● Task goal:
Which lines hold the word "with"? Show each of them.

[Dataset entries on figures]
---------------

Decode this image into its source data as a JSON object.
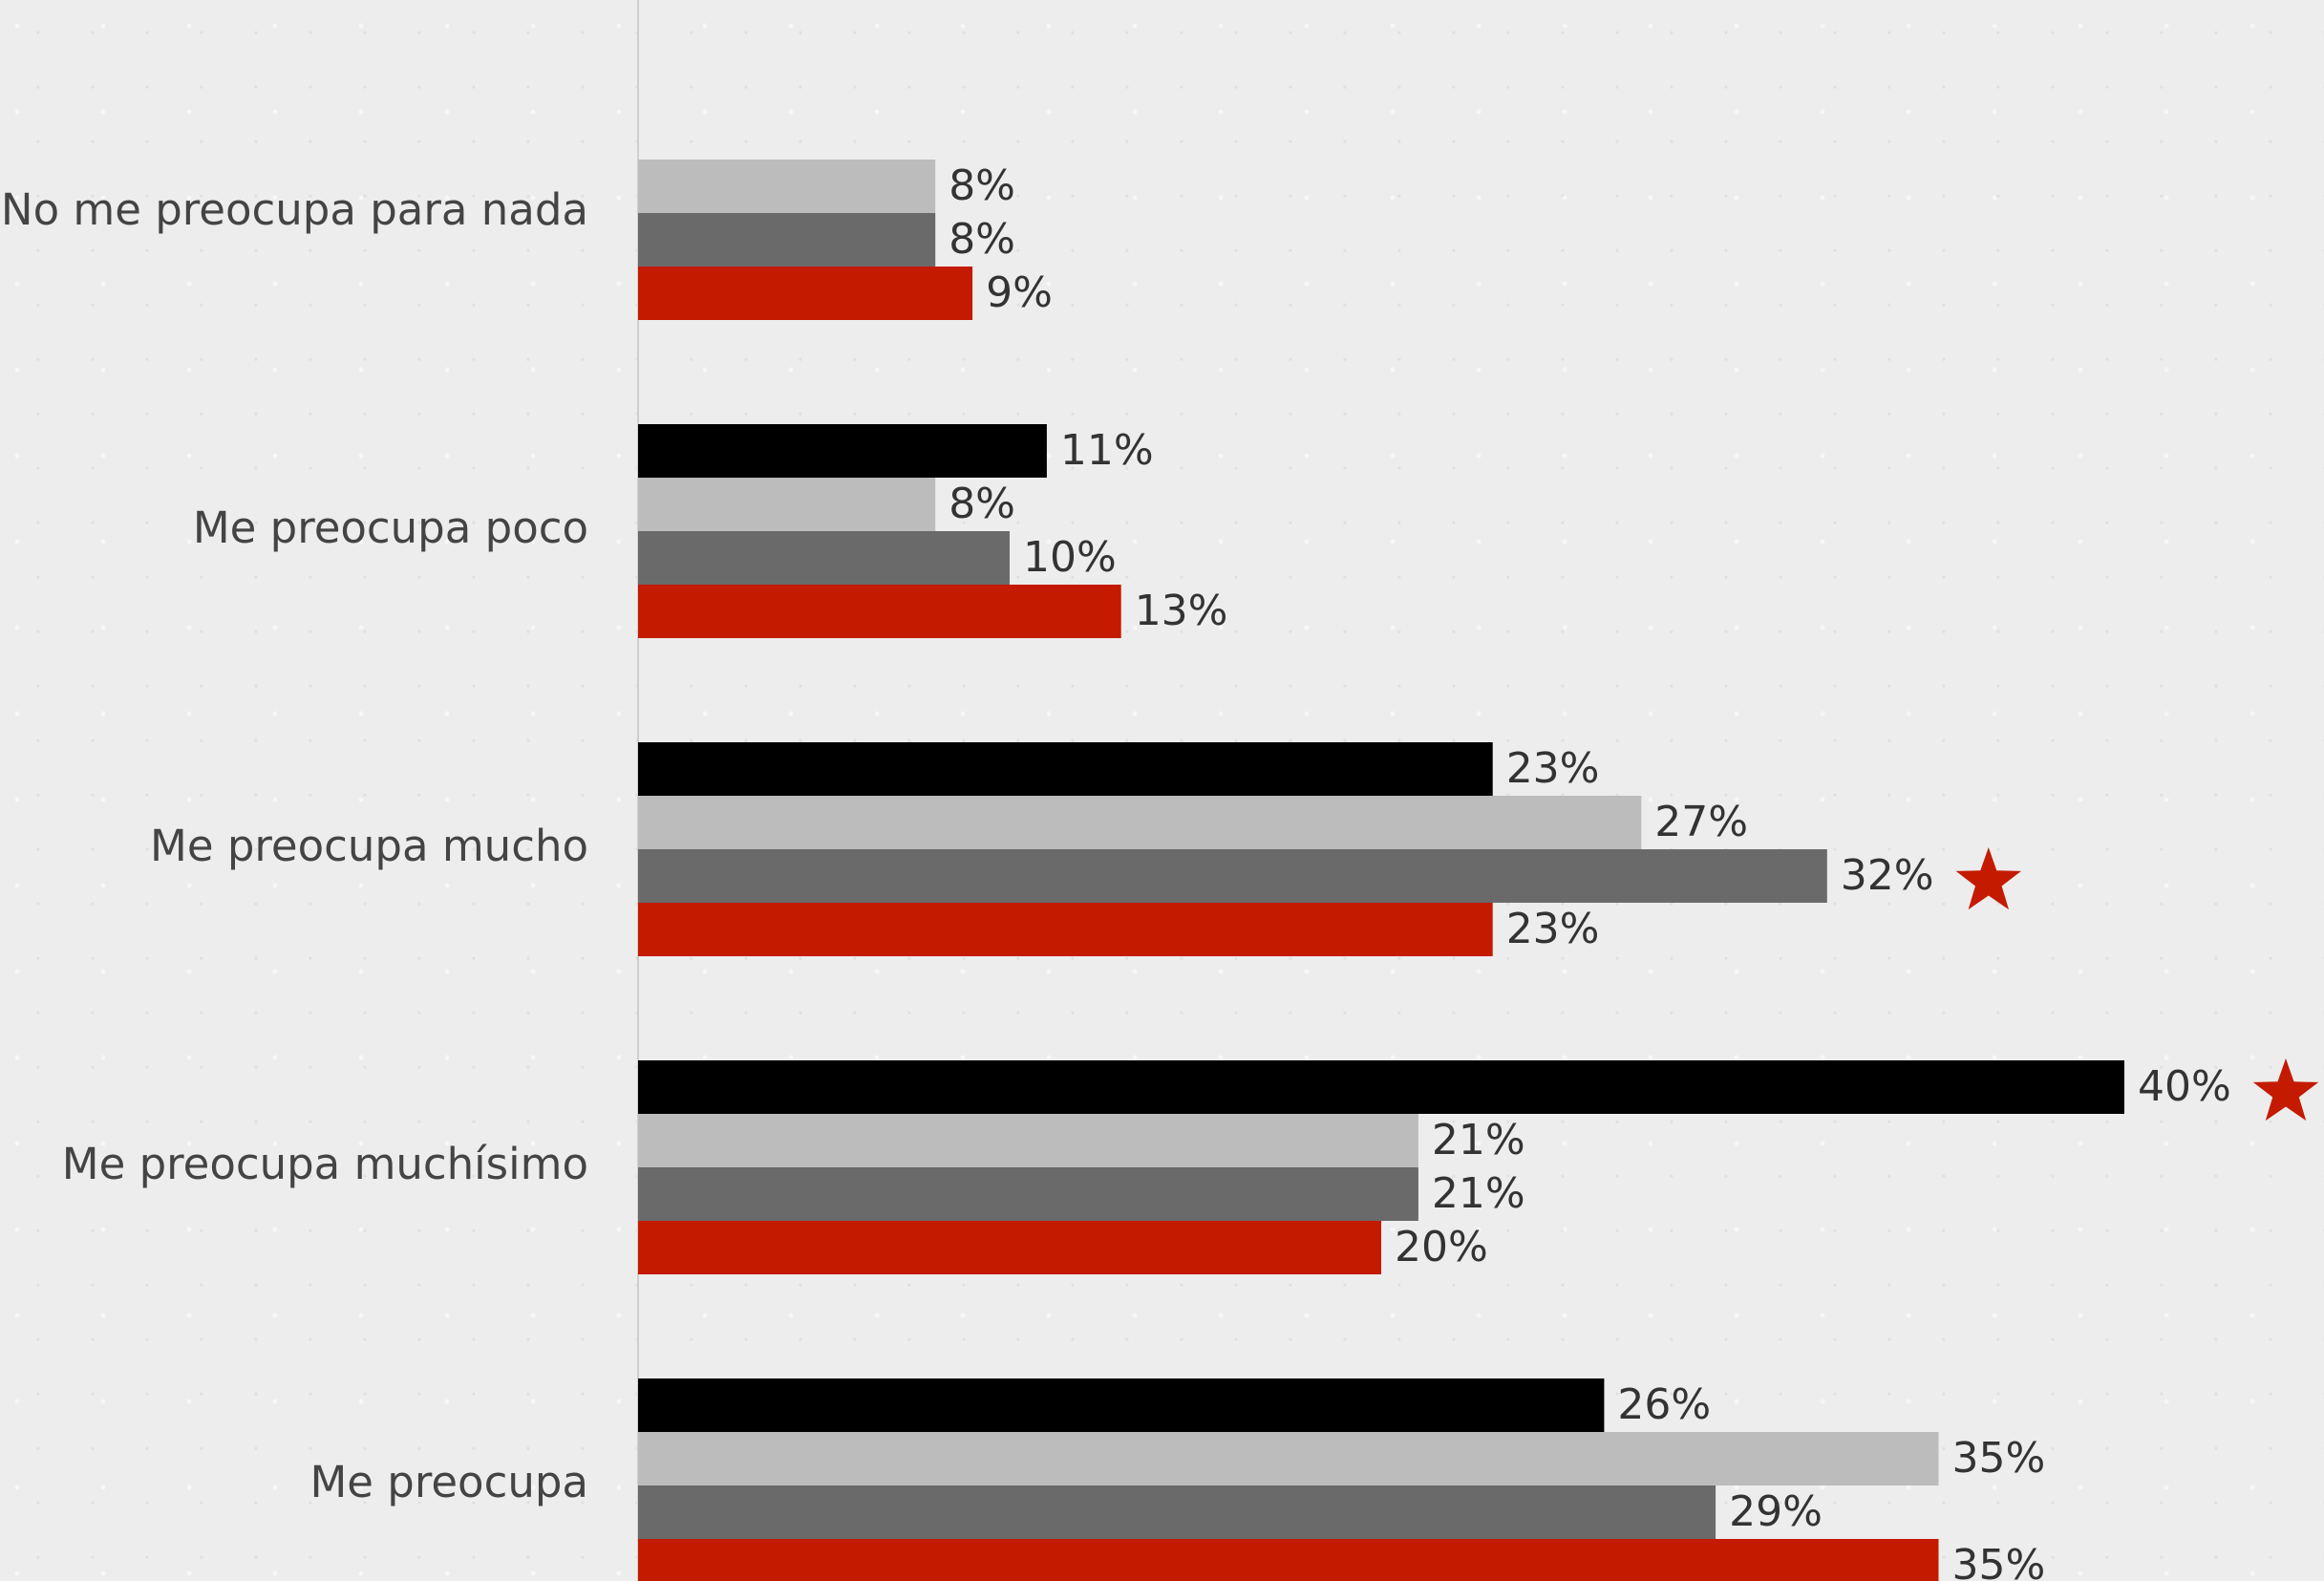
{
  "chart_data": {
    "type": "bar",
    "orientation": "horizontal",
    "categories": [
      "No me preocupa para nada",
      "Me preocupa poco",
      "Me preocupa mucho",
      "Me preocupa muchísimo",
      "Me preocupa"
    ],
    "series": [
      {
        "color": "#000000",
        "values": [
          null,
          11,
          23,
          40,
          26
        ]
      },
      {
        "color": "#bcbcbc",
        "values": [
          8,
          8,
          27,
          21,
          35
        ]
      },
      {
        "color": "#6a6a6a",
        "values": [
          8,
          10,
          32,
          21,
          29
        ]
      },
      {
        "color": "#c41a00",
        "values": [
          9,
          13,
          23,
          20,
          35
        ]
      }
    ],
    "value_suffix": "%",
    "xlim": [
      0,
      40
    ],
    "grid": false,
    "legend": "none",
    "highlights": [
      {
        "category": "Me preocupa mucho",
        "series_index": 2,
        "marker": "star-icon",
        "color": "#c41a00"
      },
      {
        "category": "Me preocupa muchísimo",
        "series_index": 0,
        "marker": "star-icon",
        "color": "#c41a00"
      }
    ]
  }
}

---------------

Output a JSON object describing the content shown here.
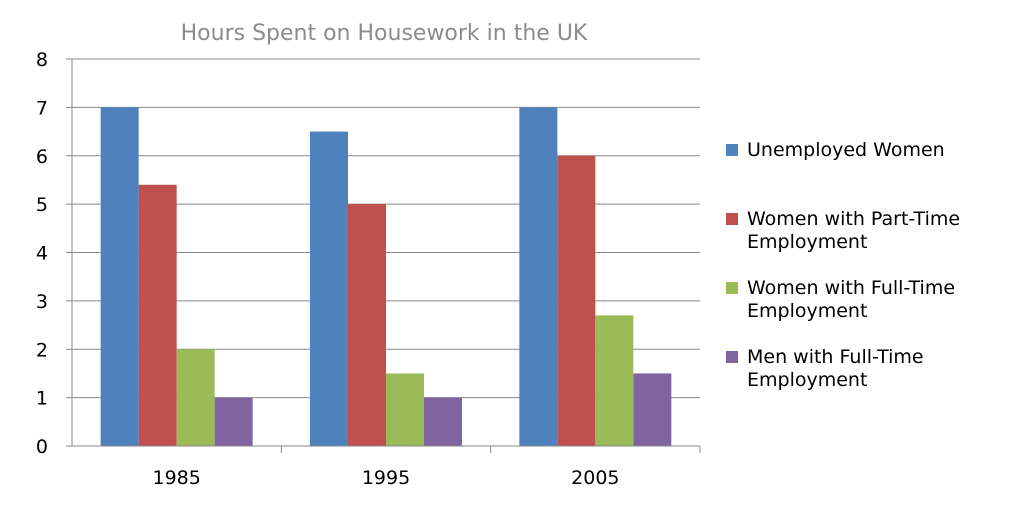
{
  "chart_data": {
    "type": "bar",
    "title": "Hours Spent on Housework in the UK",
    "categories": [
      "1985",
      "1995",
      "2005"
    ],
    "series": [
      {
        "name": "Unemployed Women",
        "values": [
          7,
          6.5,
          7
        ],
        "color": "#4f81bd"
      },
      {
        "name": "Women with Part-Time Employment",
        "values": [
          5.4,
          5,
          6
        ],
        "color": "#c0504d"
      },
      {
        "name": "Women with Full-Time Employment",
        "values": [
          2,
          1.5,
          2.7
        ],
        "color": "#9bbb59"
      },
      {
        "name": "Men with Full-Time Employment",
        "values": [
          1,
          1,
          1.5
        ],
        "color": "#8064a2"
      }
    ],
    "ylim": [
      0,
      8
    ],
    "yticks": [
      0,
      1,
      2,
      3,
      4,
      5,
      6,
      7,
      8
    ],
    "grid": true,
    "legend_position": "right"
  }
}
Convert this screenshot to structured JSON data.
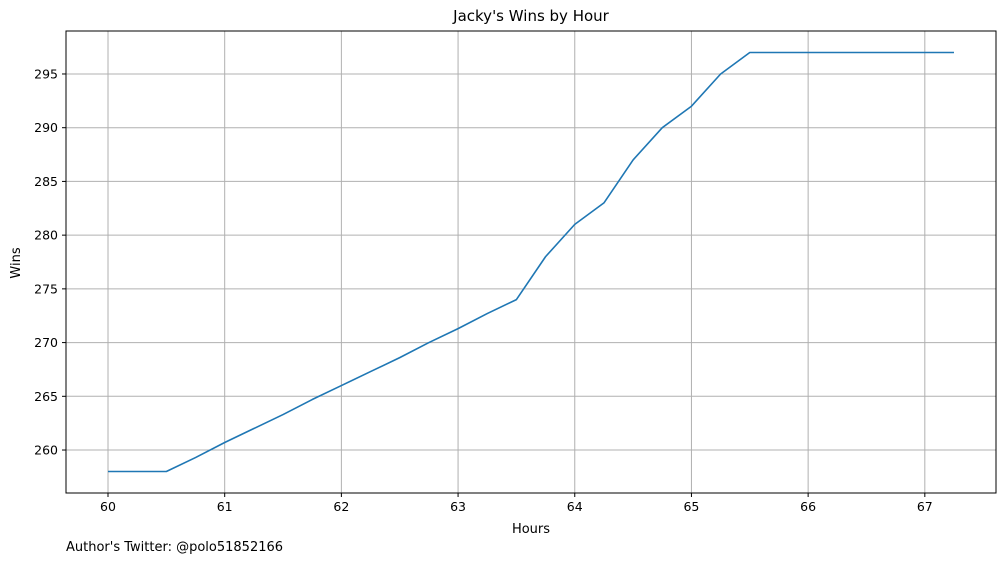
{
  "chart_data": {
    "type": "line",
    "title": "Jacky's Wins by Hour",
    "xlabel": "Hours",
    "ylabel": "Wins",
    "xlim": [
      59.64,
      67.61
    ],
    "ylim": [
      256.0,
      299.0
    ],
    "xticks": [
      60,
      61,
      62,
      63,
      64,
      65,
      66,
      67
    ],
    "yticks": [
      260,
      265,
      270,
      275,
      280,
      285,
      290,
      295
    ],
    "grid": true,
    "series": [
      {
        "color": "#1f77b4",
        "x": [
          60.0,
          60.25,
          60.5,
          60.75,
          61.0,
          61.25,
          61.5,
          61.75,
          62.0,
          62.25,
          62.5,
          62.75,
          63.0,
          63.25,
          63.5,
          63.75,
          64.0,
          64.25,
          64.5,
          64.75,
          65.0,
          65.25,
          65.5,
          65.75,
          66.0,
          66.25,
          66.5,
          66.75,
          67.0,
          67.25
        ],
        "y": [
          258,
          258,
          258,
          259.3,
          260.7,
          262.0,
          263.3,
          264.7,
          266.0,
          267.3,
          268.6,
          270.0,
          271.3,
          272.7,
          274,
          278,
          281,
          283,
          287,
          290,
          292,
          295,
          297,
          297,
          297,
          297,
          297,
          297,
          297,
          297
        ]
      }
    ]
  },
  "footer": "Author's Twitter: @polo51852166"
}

---------------

● Reply to the task:
        "name": "Women with Part-Time Employment",
        "name": "Women with Full-Time Employment",
        "name": "Men with Full-Time Employment",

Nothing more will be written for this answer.